• **Task prompt**:
Copy each line below in which the string "Daily" appears.
*****
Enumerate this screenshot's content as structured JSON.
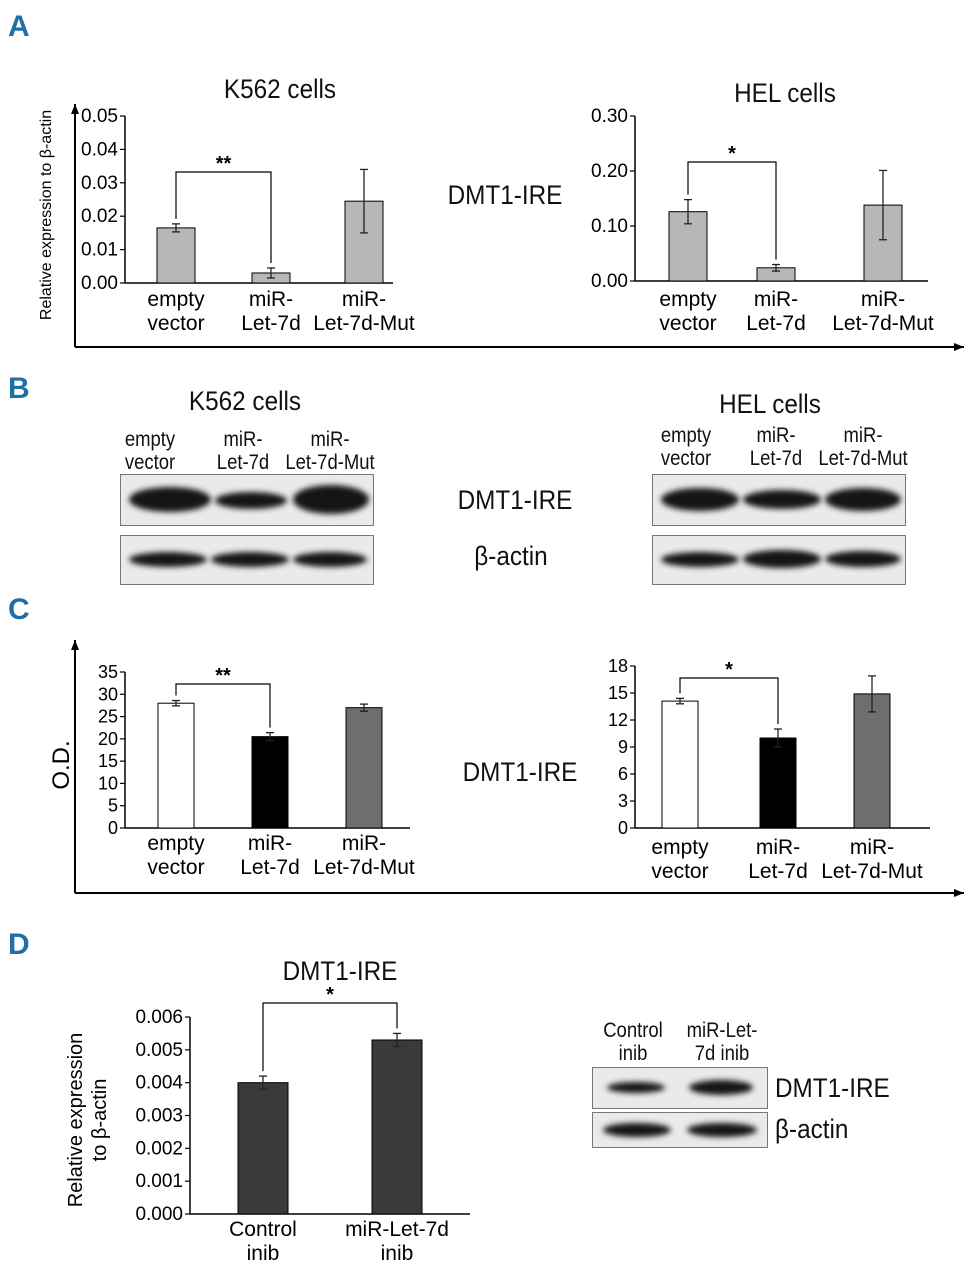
{
  "panels": {
    "A": {
      "label": "A",
      "middle_label": "DMT1-IRE",
      "ylabel": "Relative expression to β-actin",
      "charts": [
        {
          "title": "K562 cells",
          "ticks": [
            "0.05",
            "0.04",
            "0.03",
            "0.02",
            "0.01",
            "0.00"
          ],
          "significance": "**",
          "categories": [
            [
              "empty",
              "vector"
            ],
            [
              "miR-",
              "Let-7d"
            ],
            [
              "miR-",
              "Let-7d-Mut"
            ]
          ]
        },
        {
          "title": "HEL cells",
          "ticks": [
            "0.30",
            "0.20",
            "0.10",
            "0.00"
          ],
          "significance": "*",
          "categories": [
            [
              "empty",
              "vector"
            ],
            [
              "miR-",
              "Let-7d"
            ],
            [
              "miR-",
              "Let-7d-Mut"
            ]
          ]
        }
      ]
    },
    "B": {
      "label": "B",
      "blots": [
        {
          "title": "K562 cells",
          "lanes": [
            [
              "empty",
              "vector"
            ],
            [
              "miR-",
              "Let-7d"
            ],
            [
              "miR-",
              "Let-7d-Mut"
            ]
          ]
        },
        {
          "title": "HEL cells",
          "lanes": [
            [
              "empty",
              "vector"
            ],
            [
              "miR-",
              "Let-7d"
            ],
            [
              "miR-",
              "Let-7d-Mut"
            ]
          ]
        }
      ],
      "row_labels": [
        "DMT1-IRE",
        "β-actin"
      ]
    },
    "C": {
      "label": "C",
      "middle_label": "DMT1-IRE",
      "ylabel": "O.D.",
      "charts": [
        {
          "ticks": [
            "35",
            "30",
            "25",
            "20",
            "15",
            "10",
            "5",
            "0"
          ],
          "significance": "**",
          "categories": [
            [
              "empty",
              "vector"
            ],
            [
              "miR-",
              "Let-7d"
            ],
            [
              "miR-",
              "Let-7d-Mut"
            ]
          ]
        },
        {
          "ticks": [
            "18",
            "15",
            "12",
            "9",
            "6",
            "3",
            "0"
          ],
          "significance": "*",
          "categories": [
            [
              "empty",
              "vector"
            ],
            [
              "miR-",
              "Let-7d"
            ],
            [
              "miR-",
              "Let-7d-Mut"
            ]
          ]
        }
      ]
    },
    "D": {
      "label": "D",
      "chart": {
        "title": "DMT1-IRE",
        "ylabel": [
          "Relative expression",
          "to β-actin"
        ],
        "ticks": [
          "0.006",
          "0.005",
          "0.004",
          "0.003",
          "0.002",
          "0.001",
          "0.000"
        ],
        "significance": "*",
        "categories": [
          [
            "Control",
            "inib"
          ],
          [
            "miR-Let-7d",
            "inib"
          ]
        ]
      },
      "blot": {
        "lanes": [
          [
            "Control",
            "inib"
          ],
          [
            "miR-Let-",
            "7d inib"
          ]
        ],
        "row_labels": [
          "DMT1-IRE",
          "β-actin"
        ]
      }
    }
  },
  "chart_data": [
    {
      "type": "bar",
      "panel": "A",
      "title": "K562 cells",
      "ylabel": "Relative expression to β-actin",
      "categories": [
        "empty vector",
        "miR-Let-7d",
        "miR-Let-7d-Mut"
      ],
      "values": [
        0.0165,
        0.003,
        0.0245
      ],
      "errors": [
        0.0012,
        0.0015,
        0.0095
      ],
      "ylim": [
        0,
        0.05
      ],
      "colors": [
        "#b7b7b7",
        "#b7b7b7",
        "#b7b7b7"
      ],
      "significance": {
        "pair": [
          0,
          1
        ],
        "label": "**"
      }
    },
    {
      "type": "bar",
      "panel": "A",
      "title": "HEL cells",
      "categories": [
        "empty vector",
        "miR-Let-7d",
        "miR-Let-7d-Mut"
      ],
      "values": [
        0.126,
        0.024,
        0.138
      ],
      "errors": [
        0.022,
        0.006,
        0.063
      ],
      "ylim": [
        0,
        0.3
      ],
      "colors": [
        "#b7b7b7",
        "#b7b7b7",
        "#b7b7b7"
      ],
      "significance": {
        "pair": [
          0,
          1
        ],
        "label": "*"
      }
    },
    {
      "type": "bar",
      "panel": "C",
      "ylabel": "O.D.",
      "categories": [
        "empty vector",
        "miR-Let-7d",
        "miR-Let-7d-Mut"
      ],
      "values": [
        28,
        20.5,
        27
      ],
      "errors": [
        0.6,
        0.9,
        0.8
      ],
      "ylim": [
        0,
        35
      ],
      "colors": [
        "#ffffff",
        "#000000",
        "#6e6e6e"
      ],
      "significance": {
        "pair": [
          0,
          1
        ],
        "label": "**"
      }
    },
    {
      "type": "bar",
      "panel": "C",
      "categories": [
        "empty vector",
        "miR-Let-7d",
        "miR-Let-7d-Mut"
      ],
      "values": [
        14.1,
        10,
        14.9
      ],
      "errors": [
        0.3,
        1,
        2
      ],
      "ylim": [
        0,
        18
      ],
      "colors": [
        "#ffffff",
        "#000000",
        "#6e6e6e"
      ],
      "significance": {
        "pair": [
          0,
          1
        ],
        "label": "*"
      }
    },
    {
      "type": "bar",
      "panel": "D",
      "title": "DMT1-IRE",
      "ylabel": "Relative expression to β-actin",
      "categories": [
        "Control inib",
        "miR-Let-7d inib"
      ],
      "values": [
        0.004,
        0.0053
      ],
      "errors": [
        0.0002,
        0.0002
      ],
      "ylim": [
        0,
        0.006
      ],
      "colors": [
        "#3a3a3a",
        "#3a3a3a"
      ],
      "significance": {
        "pair": [
          0,
          1
        ],
        "label": "*"
      }
    }
  ]
}
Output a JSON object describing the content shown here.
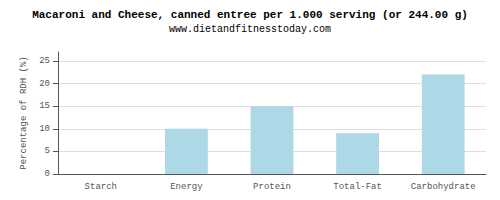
{
  "chart_data": {
    "type": "bar",
    "title": "Macaroni and Cheese, canned entree per 1.000 serving (or 244.00 g)",
    "subtitle": "www.dietandfitnesstoday.com",
    "categories": [
      "Starch",
      "Energy",
      "Protein",
      "Total-Fat",
      "Carbohydrate"
    ],
    "values": [
      0,
      10,
      15,
      9,
      22
    ],
    "color": "#add8e6",
    "ylabel": "Percentage of RDH (%)",
    "ylim": [
      0,
      27
    ],
    "yticks": [
      0,
      5,
      10,
      15,
      20,
      25
    ],
    "grid": true
  }
}
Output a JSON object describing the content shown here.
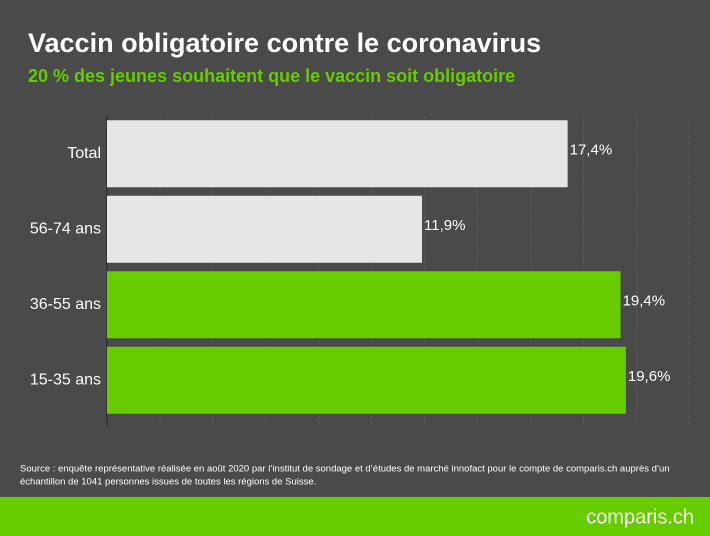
{
  "chart_data": {
    "type": "barh",
    "title": "Vaccin obligatoire contre le coronavirus",
    "subtitle": "20 % des jeunes souhaitent que le vaccin soit obligatoire",
    "categories": [
      "Total",
      "56-74 ans",
      "36-55 ans",
      "15-35 ans"
    ],
    "values": [
      17.4,
      11.9,
      19.4,
      19.6
    ],
    "value_labels": [
      "17,4%",
      "11,9%",
      "19,4%",
      "19,6%"
    ],
    "colors": [
      "#e6e6e6",
      "#e6e6e6",
      "#66cc00",
      "#66cc00"
    ],
    "xlim": [
      0,
      22.4
    ],
    "xticks": [
      0,
      2,
      4,
      6,
      8,
      10,
      12,
      14,
      16,
      18,
      20,
      22
    ],
    "grid": true,
    "source": [
      "Source : enquête représentative réalisée en août 2020 par l’institut de sondage et d’études de marché innofact pour le compte de comparis.ch auprès d’un",
      "échantillon de 1041 personnes issues de toutes les régions de Suisse."
    ],
    "logo": "comparis.ch"
  }
}
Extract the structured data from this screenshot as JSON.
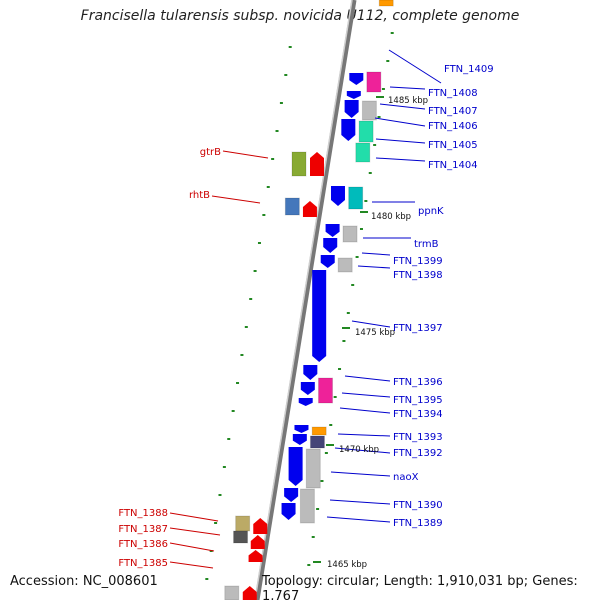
{
  "title": "Francisella tularensis subsp. novicida U112, complete genome",
  "footer": {
    "accession": "Accession: NC_008601",
    "summary": "Topology: circular; Length: 1,910,031 bp; Genes: 1,767"
  },
  "colors": {
    "forward_label": "#0000cc",
    "reverse_label": "#cc0000",
    "blue_gene": "#0000ee",
    "red_gene": "#ee0000",
    "gray_gene": "#bbbbbb",
    "magenta_gene": "#ee2299",
    "cyan_gene": "#00bbbb",
    "teal_gene": "#22ddaa",
    "olive_gene": "#88aa33",
    "steel_gene": "#4477bb",
    "tan_gene": "#bbaa66",
    "dark_gray_gene": "#555555",
    "orange_gene": "#ff9900",
    "slate_gene": "#444477",
    "tick": "#228822"
  },
  "scale_labels": [
    "1485 kbp",
    "1480 kbp",
    "1475 kbp",
    "1470 kbp",
    "1465 kbp"
  ],
  "forward_labels": [
    "FTN_1409",
    "FTN_1408",
    "FTN_1407",
    "FTN_1406",
    "FTN_1405",
    "FTN_1404",
    "ppnK",
    "trmB",
    "FTN_1399",
    "FTN_1398",
    "FTN_1397",
    "FTN_1396",
    "FTN_1395",
    "FTN_1394",
    "FTN_1393",
    "FTN_1392",
    "naoX",
    "FTN_1390",
    "FTN_1389"
  ],
  "reverse_labels": [
    "gtrB",
    "rhtB",
    "FTN_1388",
    "FTN_1387",
    "FTN_1386",
    "FTN_1385"
  ]
}
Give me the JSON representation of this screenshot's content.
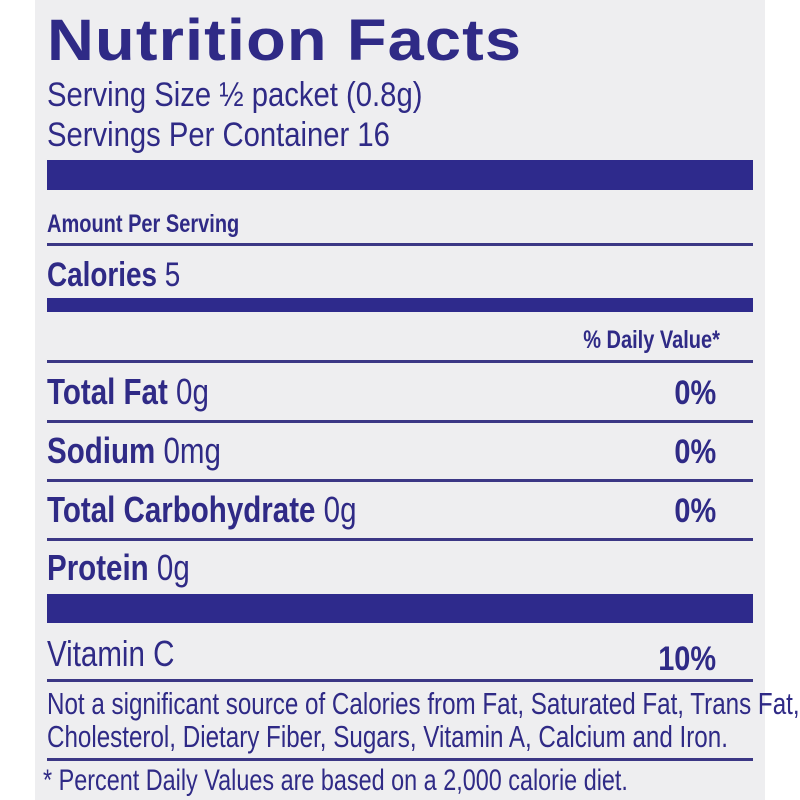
{
  "label": {
    "title": "Nutrition Facts",
    "serving_size": "Serving Size ½ packet (0.8g)",
    "servings_per_container": "Servings Per Container 16",
    "amount_per_serving": "Amount Per Serving",
    "calories": {
      "label": "Calories",
      "value": "5"
    },
    "daily_value_header": "% Daily Value*",
    "nutrients": [
      {
        "label": "Total Fat",
        "amount": "0g",
        "dv": "0%"
      },
      {
        "label": "Sodium",
        "amount": "0mg",
        "dv": "0%"
      },
      {
        "label": "Total Carbohydrate",
        "amount": "0g",
        "dv": "0%"
      },
      {
        "label": "Protein",
        "amount": "0g",
        "dv": ""
      }
    ],
    "vitamin": {
      "label": "Vitamin C",
      "dv": "10%"
    },
    "not_significant_line1": "Not a significant source of Calories from Fat, Saturated Fat, Trans Fat,",
    "not_significant_line2": "Cholesterol, Dietary Fiber, Sugars, Vitamin A, Calcium and Iron.",
    "footnote": "* Percent Daily Values are based on a 2,000 calorie diet."
  },
  "colors": {
    "ink": "#2e2a8c",
    "background": "#eeeef0"
  }
}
*****
• **Result for this exercise**:
    "daily_value_header": "% Daily Value*",
    "footnote": "* Percent Daily Values are based on a 2,000 calorie diet."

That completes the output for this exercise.